### Input material:
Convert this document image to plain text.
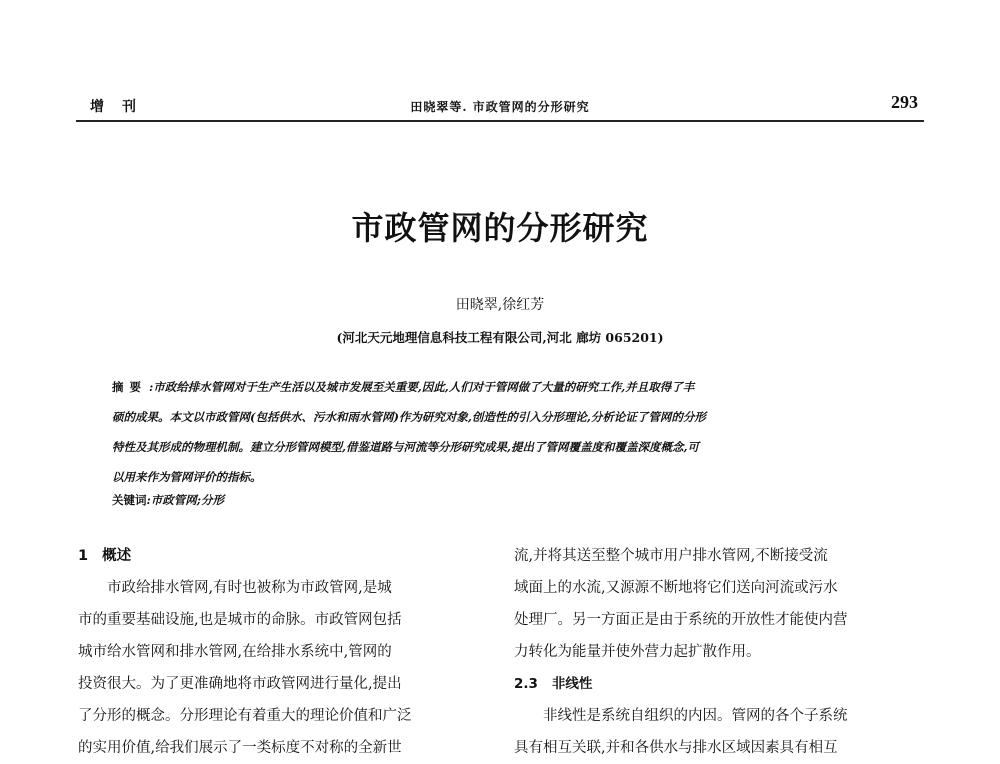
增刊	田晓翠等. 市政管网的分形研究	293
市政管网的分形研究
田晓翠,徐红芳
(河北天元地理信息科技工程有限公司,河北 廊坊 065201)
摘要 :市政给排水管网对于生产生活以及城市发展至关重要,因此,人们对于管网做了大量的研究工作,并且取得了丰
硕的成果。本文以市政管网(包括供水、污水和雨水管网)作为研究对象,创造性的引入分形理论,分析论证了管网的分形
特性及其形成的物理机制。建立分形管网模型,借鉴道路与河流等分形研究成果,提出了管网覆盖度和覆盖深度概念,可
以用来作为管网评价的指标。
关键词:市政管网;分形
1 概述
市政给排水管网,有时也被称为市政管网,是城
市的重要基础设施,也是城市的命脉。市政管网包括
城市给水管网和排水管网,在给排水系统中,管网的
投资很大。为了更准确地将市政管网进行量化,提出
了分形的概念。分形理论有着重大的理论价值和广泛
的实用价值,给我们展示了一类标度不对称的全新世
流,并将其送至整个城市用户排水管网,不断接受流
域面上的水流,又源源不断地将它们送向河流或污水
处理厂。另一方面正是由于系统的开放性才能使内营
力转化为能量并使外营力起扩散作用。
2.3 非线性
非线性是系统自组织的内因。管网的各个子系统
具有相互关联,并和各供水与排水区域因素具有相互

### To be done:
Reproduce every line precisely as given, omitting all pictures.

### Worked answer:
Convert this document image to plain text.
增刊	田晓翠等. 市政管网的分形研究	293
市政管网的分形研究
田晓翠,徐红芳
(河北天元地理信息科技工程有限公司,河北 廊坊 065201)
摘要 :市政给排水管网对于生产生活以及城市发展至关重要,因此,人们对于管网做了大量的研究工作,并且取得了丰
硕的成果。本文以市政管网(包括供水、污水和雨水管网)作为研究对象,创造性的引入分形理论,分析论证了管网的分形
特性及其形成的物理机制。建立分形管网模型,借鉴道路与河流等分形研究成果,提出了管网覆盖度和覆盖深度概念,可
以用来作为管网评价的指标。
关键词:市政管网;分形
1 概述
市政给排水管网,有时也被称为市政管网,是城
市的重要基础设施,也是城市的命脉。市政管网包括
城市给水管网和排水管网,在给排水系统中,管网的
投资很大。为了更准确地将市政管网进行量化,提出
了分形的概念。分形理论有着重大的理论价值和广泛
的实用价值,给我们展示了一类标度不对称的全新世
流,并将其送至整个城市用户排水管网,不断接受流
域面上的水流,又源源不断地将它们送向河流或污水
处理厂。另一方面正是由于系统的开放性才能使内营
力转化为能量并使外营力起扩散作用。
2.3 非线性
非线性是系统自组织的内因。管网的各个子系统
具有相互关联,并和各供水与排水区域因素具有相互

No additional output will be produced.